> **SET TASK**
Each line of the material must be returned exactly.

> **SUPPLIED DATA**
* BEGIN *

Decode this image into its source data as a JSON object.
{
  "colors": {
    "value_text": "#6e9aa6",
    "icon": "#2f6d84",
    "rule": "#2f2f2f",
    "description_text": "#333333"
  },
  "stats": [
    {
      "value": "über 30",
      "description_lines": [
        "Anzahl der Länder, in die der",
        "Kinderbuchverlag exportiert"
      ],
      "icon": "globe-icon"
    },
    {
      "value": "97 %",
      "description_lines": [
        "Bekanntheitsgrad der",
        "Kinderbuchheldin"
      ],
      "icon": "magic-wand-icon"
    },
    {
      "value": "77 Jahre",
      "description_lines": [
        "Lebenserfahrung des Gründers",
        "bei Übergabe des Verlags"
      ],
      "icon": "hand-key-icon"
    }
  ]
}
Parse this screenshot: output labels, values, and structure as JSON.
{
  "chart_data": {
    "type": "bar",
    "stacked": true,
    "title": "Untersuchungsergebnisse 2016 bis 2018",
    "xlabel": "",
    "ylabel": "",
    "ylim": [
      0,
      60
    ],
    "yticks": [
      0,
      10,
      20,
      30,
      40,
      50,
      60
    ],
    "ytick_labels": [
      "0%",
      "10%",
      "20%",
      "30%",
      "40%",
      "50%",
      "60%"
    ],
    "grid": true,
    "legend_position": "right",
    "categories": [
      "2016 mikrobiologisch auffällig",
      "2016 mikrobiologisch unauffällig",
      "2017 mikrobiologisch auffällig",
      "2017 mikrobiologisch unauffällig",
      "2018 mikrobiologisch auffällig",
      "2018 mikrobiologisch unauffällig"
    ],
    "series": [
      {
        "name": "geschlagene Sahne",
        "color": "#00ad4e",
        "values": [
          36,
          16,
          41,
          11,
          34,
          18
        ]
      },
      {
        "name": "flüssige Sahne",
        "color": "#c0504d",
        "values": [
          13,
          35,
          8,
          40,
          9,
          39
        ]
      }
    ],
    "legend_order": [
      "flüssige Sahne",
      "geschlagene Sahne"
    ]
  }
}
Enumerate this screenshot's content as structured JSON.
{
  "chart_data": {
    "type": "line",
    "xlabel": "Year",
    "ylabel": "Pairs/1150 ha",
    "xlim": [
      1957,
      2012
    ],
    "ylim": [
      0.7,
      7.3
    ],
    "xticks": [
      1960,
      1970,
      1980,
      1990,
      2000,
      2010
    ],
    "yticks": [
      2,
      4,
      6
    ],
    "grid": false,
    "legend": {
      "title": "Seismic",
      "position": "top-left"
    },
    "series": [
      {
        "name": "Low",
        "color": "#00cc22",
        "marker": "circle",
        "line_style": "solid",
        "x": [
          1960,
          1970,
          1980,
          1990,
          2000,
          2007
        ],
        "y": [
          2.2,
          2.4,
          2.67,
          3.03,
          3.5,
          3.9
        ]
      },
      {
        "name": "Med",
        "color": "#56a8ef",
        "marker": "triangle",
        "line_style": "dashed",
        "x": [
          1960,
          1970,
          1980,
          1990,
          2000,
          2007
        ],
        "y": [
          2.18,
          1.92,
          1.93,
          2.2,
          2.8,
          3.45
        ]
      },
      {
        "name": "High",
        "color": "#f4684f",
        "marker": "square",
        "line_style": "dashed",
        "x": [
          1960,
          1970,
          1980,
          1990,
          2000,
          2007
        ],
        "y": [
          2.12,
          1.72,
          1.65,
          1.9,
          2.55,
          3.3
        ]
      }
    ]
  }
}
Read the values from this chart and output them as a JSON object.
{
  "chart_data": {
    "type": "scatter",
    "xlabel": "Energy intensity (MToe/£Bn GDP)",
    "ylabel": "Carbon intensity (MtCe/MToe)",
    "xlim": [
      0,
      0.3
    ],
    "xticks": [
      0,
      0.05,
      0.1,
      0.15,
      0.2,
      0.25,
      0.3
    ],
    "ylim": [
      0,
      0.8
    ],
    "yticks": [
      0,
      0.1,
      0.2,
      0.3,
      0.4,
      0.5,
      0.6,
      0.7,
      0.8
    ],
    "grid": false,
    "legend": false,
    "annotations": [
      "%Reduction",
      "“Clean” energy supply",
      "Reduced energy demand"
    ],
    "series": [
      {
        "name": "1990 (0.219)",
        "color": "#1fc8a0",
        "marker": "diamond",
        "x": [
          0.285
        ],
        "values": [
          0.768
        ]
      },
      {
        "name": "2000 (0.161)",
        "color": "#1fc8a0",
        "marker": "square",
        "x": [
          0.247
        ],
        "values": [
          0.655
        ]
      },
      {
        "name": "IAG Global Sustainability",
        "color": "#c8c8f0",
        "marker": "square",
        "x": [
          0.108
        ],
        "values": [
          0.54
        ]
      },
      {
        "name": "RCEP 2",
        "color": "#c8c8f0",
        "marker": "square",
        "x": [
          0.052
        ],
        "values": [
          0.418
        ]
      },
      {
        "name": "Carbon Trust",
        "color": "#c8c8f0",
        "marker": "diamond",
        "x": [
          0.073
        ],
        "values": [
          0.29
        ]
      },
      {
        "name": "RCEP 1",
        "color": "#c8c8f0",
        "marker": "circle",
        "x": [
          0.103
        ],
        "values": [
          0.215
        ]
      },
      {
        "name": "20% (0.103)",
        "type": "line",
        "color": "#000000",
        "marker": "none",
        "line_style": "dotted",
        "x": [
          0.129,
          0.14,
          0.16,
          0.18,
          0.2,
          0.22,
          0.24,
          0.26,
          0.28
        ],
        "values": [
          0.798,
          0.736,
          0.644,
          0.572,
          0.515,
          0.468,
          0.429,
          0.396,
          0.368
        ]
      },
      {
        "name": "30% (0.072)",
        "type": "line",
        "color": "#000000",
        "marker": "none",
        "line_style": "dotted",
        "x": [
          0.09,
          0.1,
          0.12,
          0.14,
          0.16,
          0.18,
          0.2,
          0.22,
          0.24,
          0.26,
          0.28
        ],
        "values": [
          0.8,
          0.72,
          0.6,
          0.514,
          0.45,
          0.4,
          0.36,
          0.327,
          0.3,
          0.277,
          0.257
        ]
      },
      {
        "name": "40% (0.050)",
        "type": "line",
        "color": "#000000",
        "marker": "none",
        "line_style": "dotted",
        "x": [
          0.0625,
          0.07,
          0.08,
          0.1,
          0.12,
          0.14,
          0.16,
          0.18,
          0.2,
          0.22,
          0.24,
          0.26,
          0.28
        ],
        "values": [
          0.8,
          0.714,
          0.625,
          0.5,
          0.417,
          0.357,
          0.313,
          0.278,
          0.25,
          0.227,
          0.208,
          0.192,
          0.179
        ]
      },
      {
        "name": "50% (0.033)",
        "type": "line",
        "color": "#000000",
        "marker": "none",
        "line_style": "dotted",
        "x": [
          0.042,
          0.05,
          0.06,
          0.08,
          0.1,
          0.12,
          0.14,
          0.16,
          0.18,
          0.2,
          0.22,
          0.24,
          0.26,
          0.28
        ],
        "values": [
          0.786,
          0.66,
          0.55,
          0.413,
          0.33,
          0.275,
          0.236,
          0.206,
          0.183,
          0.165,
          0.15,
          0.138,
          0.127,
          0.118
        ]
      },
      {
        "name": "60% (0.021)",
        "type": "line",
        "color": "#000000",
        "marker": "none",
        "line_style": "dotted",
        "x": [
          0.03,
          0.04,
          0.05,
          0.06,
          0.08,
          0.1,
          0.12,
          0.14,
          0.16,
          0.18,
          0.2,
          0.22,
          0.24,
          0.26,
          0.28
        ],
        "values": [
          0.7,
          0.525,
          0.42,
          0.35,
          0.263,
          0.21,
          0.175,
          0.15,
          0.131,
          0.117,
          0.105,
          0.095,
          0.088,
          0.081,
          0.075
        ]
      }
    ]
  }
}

* END *

> **SOLUTION BELOW**
Decode this image into its source data as a JSON object.
{
  "colors": {
    "value_text": "#6e9aa6",
    "icon": "#2f6d84",
    "rule": "#2f2f2f",
    "description_text": "#333333"
  },
  "stats": [
    {
      "value": "über 30",
      "description_lines": [
        "Anzahl der Länder, in die der",
        "Kinderbuchverlag exportiert"
      ],
      "icon": "globe-icon"
    },
    {
      "value": "97 %",
      "description_lines": [
        "Bekanntheitsgrad der",
        "Kinderbuchheldin"
      ],
      "icon": "magic-wand-icon"
    },
    {
      "value": "77 Jahre",
      "description_lines": [
        "Lebenserfahrung des Gründers",
        "bei Übergabe des Verlags"
      ],
      "icon": "hand-key-icon"
    }
  ]
}
Parse this screenshot: output labels, values, and structure as JSON.
{
  "chart_data": {
    "type": "bar",
    "stacked": true,
    "title": "Untersuchungsergebnisse 2016 bis 2018",
    "xlabel": "",
    "ylabel": "",
    "ylim": [
      0,
      60
    ],
    "yticks": [
      0,
      10,
      20,
      30,
      40,
      50,
      60
    ],
    "ytick_labels": [
      "0%",
      "10%",
      "20%",
      "30%",
      "40%",
      "50%",
      "60%"
    ],
    "grid": true,
    "legend_position": "right",
    "categories": [
      "2016 mikrobiologisch auffällig",
      "2016 mikrobiologisch unauffällig",
      "2017 mikrobiologisch auffällig",
      "2017 mikrobiologisch unauffällig",
      "2018 mikrobiologisch auffällig",
      "2018 mikrobiologisch unauffällig"
    ],
    "series": [
      {
        "name": "geschlagene Sahne",
        "color": "#00ad4e",
        "values": [
          36,
          16,
          41,
          11,
          34,
          18
        ]
      },
      {
        "name": "flüssige Sahne",
        "color": "#c0504d",
        "values": [
          13,
          35,
          8,
          40,
          9,
          39
        ]
      }
    ],
    "legend_order": [
      "flüssige Sahne",
      "geschlagene Sahne"
    ]
  }
}
Enumerate this screenshot's content as structured JSON.
{
  "chart_data": {
    "type": "line",
    "xlabel": "Year",
    "ylabel": "Pairs/1150 ha",
    "xlim": [
      1957,
      2012
    ],
    "ylim": [
      0.7,
      7.3
    ],
    "xticks": [
      1960,
      1970,
      1980,
      1990,
      2000,
      2010
    ],
    "yticks": [
      2,
      4,
      6
    ],
    "grid": false,
    "legend": {
      "title": "Seismic",
      "position": "top-left"
    },
    "series": [
      {
        "name": "Low",
        "color": "#00cc22",
        "marker": "circle",
        "line_style": "solid",
        "x": [
          1960,
          1970,
          1980,
          1990,
          2000,
          2007
        ],
        "y": [
          2.2,
          2.4,
          2.67,
          3.03,
          3.5,
          3.9
        ]
      },
      {
        "name": "Med",
        "color": "#56a8ef",
        "marker": "triangle",
        "line_style": "dashed",
        "x": [
          1960,
          1970,
          1980,
          1990,
          2000,
          2007
        ],
        "y": [
          2.18,
          1.92,
          1.93,
          2.2,
          2.8,
          3.45
        ]
      },
      {
        "name": "High",
        "color": "#f4684f",
        "marker": "square",
        "line_style": "dashed",
        "x": [
          1960,
          1970,
          1980,
          1990,
          2000,
          2007
        ],
        "y": [
          2.12,
          1.72,
          1.65,
          1.9,
          2.55,
          3.3
        ]
      }
    ]
  }
}
Read the values from this chart and output them as a JSON object.
{
  "chart_data": {
    "type": "scatter",
    "xlabel": "Energy intensity (MToe/£Bn GDP)",
    "ylabel": "Carbon intensity (MtCe/MToe)",
    "xlim": [
      0,
      0.3
    ],
    "xticks": [
      0,
      0.05,
      0.1,
      0.15,
      0.2,
      0.25,
      0.3
    ],
    "ylim": [
      0,
      0.8
    ],
    "yticks": [
      0,
      0.1,
      0.2,
      0.3,
      0.4,
      0.5,
      0.6,
      0.7,
      0.8
    ],
    "grid": false,
    "legend": false,
    "annotations": [
      "%Reduction",
      "“Clean” energy supply",
      "Reduced energy demand"
    ],
    "series": [
      {
        "name": "1990 (0.219)",
        "color": "#1fc8a0",
        "marker": "diamond",
        "x": [
          0.285
        ],
        "values": [
          0.768
        ]
      },
      {
        "name": "2000 (0.161)",
        "color": "#1fc8a0",
        "marker": "square",
        "x": [
          0.247
        ],
        "values": [
          0.655
        ]
      },
      {
        "name": "IAG Global Sustainability",
        "color": "#c8c8f0",
        "marker": "square",
        "x": [
          0.108
        ],
        "values": [
          0.54
        ]
      },
      {
        "name": "RCEP 2",
        "color": "#c8c8f0",
        "marker": "square",
        "x": [
          0.052
        ],
        "values": [
          0.418
        ]
      },
      {
        "name": "Carbon Trust",
        "color": "#c8c8f0",
        "marker": "diamond",
        "x": [
          0.073
        ],
        "values": [
          0.29
        ]
      },
      {
        "name": "RCEP 1",
        "color": "#c8c8f0",
        "marker": "circle",
        "x": [
          0.103
        ],
        "values": [
          0.215
        ]
      },
      {
        "name": "20% (0.103)",
        "type": "line",
        "color": "#000000",
        "marker": "none",
        "line_style": "dotted",
        "x": [
          0.129,
          0.14,
          0.16,
          0.18,
          0.2,
          0.22,
          0.24,
          0.26,
          0.28
        ],
        "values": [
          0.798,
          0.736,
          0.644,
          0.572,
          0.515,
          0.468,
          0.429,
          0.396,
          0.368
        ]
      },
      {
        "name": "30% (0.072)",
        "type": "line",
        "color": "#000000",
        "marker": "none",
        "line_style": "dotted",
        "x": [
          0.09,
          0.1,
          0.12,
          0.14,
          0.16,
          0.18,
          0.2,
          0.22,
          0.24,
          0.26,
          0.28
        ],
        "values": [
          0.8,
          0.72,
          0.6,
          0.514,
          0.45,
          0.4,
          0.36,
          0.327,
          0.3,
          0.277,
          0.257
        ]
      },
      {
        "name": "40% (0.050)",
        "type": "line",
        "color": "#000000",
        "marker": "none",
        "line_style": "dotted",
        "x": [
          0.0625,
          0.07,
          0.08,
          0.1,
          0.12,
          0.14,
          0.16,
          0.18,
          0.2,
          0.22,
          0.24,
          0.26,
          0.28
        ],
        "values": [
          0.8,
          0.714,
          0.625,
          0.5,
          0.417,
          0.357,
          0.313,
          0.278,
          0.25,
          0.227,
          0.208,
          0.192,
          0.179
        ]
      },
      {
        "name": "50% (0.033)",
        "type": "line",
        "color": "#000000",
        "marker": "none",
        "line_style": "dotted",
        "x": [
          0.042,
          0.05,
          0.06,
          0.08,
          0.1,
          0.12,
          0.14,
          0.16,
          0.18,
          0.2,
          0.22,
          0.24,
          0.26,
          0.28
        ],
        "values": [
          0.786,
          0.66,
          0.55,
          0.413,
          0.33,
          0.275,
          0.236,
          0.206,
          0.183,
          0.165,
          0.15,
          0.138,
          0.127,
          0.118
        ]
      },
      {
        "name": "60% (0.021)",
        "type": "line",
        "color": "#000000",
        "marker": "none",
        "line_style": "dotted",
        "x": [
          0.03,
          0.04,
          0.05,
          0.06,
          0.08,
          0.1,
          0.12,
          0.14,
          0.16,
          0.18,
          0.2,
          0.22,
          0.24,
          0.26,
          0.28
        ],
        "values": [
          0.7,
          0.525,
          0.42,
          0.35,
          0.263,
          0.21,
          0.175,
          0.15,
          0.131,
          0.117,
          0.105,
          0.095,
          0.088,
          0.081,
          0.075
        ]
      }
    ]
  }
}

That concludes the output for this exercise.